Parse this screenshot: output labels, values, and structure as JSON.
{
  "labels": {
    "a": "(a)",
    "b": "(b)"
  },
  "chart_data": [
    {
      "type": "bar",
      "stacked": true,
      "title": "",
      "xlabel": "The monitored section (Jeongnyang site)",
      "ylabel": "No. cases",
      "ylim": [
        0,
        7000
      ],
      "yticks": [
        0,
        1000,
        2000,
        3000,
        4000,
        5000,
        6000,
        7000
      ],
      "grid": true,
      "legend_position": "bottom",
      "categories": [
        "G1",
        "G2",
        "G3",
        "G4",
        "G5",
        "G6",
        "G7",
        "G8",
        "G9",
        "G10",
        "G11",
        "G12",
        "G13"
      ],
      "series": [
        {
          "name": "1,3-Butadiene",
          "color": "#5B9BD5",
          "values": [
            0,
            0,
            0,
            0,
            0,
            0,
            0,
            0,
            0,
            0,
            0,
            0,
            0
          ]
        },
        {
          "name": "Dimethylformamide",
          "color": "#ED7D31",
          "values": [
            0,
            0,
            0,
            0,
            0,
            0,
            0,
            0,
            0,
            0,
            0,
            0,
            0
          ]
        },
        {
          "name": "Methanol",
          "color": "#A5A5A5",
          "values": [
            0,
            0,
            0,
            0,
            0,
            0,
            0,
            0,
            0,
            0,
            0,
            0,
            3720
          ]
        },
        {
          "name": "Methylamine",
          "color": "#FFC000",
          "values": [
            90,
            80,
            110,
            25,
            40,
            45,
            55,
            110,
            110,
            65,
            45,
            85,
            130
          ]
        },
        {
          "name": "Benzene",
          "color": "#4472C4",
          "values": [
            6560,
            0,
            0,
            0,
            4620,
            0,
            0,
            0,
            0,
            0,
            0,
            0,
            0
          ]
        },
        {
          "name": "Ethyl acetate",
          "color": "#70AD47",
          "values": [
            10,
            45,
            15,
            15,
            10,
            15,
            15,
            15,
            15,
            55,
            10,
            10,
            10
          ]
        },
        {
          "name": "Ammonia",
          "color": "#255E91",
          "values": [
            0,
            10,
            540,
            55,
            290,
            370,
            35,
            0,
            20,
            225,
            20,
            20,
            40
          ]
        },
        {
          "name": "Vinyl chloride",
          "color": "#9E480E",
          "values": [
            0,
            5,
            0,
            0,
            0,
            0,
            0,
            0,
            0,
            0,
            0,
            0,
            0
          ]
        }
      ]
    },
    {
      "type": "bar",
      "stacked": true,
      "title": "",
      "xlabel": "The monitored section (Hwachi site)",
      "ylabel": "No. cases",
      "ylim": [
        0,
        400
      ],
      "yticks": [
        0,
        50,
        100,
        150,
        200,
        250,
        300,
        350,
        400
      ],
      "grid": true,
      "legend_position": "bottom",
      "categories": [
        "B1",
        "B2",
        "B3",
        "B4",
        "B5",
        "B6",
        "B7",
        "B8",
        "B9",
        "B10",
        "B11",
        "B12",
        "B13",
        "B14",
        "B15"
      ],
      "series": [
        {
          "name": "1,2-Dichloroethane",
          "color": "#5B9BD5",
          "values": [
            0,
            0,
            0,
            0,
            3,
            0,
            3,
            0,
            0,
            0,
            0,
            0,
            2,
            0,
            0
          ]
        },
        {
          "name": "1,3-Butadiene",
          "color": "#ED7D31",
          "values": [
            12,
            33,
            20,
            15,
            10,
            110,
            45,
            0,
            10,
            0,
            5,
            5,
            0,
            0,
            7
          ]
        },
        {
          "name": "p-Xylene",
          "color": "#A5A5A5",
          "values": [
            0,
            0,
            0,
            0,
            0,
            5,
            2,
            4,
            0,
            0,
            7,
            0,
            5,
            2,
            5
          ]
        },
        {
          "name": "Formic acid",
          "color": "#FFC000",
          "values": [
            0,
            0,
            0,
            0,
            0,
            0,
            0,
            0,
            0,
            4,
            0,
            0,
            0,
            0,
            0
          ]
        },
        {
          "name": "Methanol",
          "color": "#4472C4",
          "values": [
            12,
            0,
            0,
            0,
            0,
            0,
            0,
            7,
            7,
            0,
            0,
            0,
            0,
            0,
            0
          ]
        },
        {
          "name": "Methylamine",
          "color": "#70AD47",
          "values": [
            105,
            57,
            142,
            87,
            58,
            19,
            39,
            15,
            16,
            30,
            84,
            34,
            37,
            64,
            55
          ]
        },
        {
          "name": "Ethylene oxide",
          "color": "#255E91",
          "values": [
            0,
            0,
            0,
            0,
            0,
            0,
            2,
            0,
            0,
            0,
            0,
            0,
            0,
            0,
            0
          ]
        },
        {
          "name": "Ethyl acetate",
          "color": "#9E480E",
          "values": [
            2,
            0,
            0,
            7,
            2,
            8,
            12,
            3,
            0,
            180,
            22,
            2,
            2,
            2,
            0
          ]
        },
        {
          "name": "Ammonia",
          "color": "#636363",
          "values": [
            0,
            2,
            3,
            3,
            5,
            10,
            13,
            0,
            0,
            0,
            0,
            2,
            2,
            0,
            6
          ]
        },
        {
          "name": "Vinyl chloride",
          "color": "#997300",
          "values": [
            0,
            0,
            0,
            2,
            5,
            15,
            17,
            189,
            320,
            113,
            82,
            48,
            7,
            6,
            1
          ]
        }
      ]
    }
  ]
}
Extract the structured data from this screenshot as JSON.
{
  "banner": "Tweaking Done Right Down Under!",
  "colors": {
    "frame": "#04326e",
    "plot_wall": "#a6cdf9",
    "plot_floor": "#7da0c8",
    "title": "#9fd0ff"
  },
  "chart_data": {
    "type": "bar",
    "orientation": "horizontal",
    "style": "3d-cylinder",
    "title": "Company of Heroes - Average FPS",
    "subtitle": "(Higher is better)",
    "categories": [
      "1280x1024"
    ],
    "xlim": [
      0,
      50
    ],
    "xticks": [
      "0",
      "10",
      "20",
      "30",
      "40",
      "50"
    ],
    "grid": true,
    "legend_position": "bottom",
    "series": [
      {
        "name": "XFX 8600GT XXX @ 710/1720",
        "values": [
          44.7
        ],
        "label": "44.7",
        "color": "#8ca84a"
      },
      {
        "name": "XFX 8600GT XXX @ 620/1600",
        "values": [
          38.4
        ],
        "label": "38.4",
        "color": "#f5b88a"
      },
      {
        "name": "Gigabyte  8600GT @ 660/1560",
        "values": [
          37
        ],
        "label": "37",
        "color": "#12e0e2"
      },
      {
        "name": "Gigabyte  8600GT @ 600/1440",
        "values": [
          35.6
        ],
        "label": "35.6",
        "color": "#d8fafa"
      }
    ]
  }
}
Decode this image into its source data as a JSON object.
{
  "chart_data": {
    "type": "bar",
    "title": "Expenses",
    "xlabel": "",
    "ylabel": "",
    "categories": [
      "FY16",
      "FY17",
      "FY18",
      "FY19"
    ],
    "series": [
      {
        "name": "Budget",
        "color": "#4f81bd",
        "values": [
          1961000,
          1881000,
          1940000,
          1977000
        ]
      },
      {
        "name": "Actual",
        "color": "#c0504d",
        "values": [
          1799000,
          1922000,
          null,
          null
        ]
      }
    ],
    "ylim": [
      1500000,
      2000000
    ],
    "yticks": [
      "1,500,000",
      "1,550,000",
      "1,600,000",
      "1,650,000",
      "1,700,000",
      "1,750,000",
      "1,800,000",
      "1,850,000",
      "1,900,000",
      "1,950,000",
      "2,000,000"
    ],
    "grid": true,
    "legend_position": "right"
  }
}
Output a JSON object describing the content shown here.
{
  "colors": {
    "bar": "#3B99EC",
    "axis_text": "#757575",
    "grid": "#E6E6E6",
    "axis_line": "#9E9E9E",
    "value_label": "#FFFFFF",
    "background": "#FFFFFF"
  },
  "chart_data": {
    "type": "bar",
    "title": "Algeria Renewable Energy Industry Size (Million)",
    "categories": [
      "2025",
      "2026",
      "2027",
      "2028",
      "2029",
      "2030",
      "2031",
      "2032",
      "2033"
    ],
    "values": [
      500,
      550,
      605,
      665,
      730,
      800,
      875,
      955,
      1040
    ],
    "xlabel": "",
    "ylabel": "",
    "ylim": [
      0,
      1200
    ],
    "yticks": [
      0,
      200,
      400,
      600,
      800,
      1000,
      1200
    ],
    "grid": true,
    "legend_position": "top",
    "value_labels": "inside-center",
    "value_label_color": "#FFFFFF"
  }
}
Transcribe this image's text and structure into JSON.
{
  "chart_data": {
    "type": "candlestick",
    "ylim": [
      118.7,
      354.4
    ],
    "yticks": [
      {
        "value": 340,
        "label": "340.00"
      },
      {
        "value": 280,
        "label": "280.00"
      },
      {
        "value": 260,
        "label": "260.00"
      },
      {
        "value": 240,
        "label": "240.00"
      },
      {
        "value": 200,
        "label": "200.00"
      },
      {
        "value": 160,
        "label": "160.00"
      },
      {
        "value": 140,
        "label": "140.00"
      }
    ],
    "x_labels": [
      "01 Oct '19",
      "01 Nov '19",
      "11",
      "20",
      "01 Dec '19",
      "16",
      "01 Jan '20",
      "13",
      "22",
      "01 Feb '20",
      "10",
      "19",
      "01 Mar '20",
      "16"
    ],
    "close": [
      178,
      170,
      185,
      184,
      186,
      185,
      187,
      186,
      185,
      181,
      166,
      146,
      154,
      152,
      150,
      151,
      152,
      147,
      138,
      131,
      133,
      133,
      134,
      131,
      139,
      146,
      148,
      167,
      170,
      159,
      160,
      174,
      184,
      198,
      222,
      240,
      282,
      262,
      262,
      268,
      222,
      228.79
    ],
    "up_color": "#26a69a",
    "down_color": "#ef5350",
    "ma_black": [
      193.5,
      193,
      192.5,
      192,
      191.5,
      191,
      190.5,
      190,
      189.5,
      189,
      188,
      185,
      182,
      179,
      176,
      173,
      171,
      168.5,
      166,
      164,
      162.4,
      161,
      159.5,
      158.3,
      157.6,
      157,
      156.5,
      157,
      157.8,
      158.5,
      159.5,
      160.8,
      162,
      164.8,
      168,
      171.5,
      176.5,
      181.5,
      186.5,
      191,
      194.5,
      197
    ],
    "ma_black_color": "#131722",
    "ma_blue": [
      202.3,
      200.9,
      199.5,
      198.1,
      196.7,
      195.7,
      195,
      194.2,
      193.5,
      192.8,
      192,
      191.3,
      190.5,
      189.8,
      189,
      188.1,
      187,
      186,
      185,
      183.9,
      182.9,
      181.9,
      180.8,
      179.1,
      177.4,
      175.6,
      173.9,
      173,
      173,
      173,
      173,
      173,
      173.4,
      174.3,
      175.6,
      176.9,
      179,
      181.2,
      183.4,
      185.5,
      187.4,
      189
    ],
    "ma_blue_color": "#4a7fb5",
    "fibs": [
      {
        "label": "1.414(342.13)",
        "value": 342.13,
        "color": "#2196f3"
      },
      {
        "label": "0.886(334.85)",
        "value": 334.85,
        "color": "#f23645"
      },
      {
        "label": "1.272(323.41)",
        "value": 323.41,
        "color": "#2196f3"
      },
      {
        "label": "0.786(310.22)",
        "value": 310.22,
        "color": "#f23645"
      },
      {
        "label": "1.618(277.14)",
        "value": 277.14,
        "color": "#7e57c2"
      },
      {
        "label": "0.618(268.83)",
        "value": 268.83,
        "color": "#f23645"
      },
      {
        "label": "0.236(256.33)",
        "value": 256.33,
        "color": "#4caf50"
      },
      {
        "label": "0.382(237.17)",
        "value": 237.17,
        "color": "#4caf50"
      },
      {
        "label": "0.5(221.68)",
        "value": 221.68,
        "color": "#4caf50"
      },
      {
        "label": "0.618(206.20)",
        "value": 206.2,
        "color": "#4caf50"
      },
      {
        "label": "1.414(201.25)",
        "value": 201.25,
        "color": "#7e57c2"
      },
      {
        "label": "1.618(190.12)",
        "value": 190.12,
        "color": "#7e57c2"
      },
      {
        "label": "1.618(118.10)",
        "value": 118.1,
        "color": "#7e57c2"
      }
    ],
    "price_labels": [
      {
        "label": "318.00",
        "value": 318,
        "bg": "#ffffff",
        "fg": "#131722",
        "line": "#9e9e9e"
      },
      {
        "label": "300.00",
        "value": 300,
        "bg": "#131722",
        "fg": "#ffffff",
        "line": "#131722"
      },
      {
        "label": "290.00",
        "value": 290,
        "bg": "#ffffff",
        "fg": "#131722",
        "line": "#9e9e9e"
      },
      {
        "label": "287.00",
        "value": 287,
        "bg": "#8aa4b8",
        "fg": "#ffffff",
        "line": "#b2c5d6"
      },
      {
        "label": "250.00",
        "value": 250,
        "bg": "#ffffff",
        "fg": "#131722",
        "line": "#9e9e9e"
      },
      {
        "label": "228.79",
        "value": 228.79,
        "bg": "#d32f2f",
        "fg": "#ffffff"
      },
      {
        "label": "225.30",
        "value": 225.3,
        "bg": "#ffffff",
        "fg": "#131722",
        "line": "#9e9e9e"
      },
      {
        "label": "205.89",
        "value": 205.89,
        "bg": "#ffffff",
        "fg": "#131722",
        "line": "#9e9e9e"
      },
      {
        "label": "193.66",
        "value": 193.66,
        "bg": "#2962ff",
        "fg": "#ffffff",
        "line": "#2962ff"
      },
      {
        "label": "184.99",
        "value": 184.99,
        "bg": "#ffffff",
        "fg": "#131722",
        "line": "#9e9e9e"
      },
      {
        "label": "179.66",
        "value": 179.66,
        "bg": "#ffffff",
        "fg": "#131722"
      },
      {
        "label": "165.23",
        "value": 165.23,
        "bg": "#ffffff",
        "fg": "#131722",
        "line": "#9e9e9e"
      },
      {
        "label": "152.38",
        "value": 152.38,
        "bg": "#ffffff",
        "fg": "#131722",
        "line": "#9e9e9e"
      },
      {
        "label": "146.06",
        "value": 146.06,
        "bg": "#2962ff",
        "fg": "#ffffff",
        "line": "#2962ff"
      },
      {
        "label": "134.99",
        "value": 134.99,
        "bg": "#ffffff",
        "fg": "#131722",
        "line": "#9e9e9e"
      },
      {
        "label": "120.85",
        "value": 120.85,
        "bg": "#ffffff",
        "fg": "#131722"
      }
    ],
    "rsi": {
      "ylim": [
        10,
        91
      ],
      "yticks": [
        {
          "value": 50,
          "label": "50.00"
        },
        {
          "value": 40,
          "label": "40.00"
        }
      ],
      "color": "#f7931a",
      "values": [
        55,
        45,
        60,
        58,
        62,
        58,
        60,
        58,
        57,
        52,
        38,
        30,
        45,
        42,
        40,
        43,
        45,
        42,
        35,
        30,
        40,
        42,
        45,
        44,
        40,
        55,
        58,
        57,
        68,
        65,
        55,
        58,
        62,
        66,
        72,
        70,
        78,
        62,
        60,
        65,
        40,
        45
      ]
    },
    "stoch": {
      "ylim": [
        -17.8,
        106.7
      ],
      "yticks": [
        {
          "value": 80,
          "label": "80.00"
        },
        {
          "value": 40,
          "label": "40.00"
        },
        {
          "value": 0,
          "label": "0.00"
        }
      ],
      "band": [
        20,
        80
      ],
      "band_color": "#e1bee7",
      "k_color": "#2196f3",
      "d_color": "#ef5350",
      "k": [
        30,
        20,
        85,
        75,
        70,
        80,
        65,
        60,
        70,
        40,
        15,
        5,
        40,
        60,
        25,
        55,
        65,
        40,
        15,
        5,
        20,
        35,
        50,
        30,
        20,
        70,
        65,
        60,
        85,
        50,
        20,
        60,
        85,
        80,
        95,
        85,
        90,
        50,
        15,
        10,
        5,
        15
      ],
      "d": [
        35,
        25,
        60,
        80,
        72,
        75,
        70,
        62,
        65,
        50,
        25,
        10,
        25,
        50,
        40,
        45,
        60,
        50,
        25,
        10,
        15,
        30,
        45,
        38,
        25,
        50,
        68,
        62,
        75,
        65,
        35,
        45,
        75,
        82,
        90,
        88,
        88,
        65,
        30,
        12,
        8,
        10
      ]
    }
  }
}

*Objective*. Go through the preceding material and copy each line that has the word "into".

*Solution*.
Decode this image into its source data as a JSON object.
Transcribe this image's text and structure into JSON.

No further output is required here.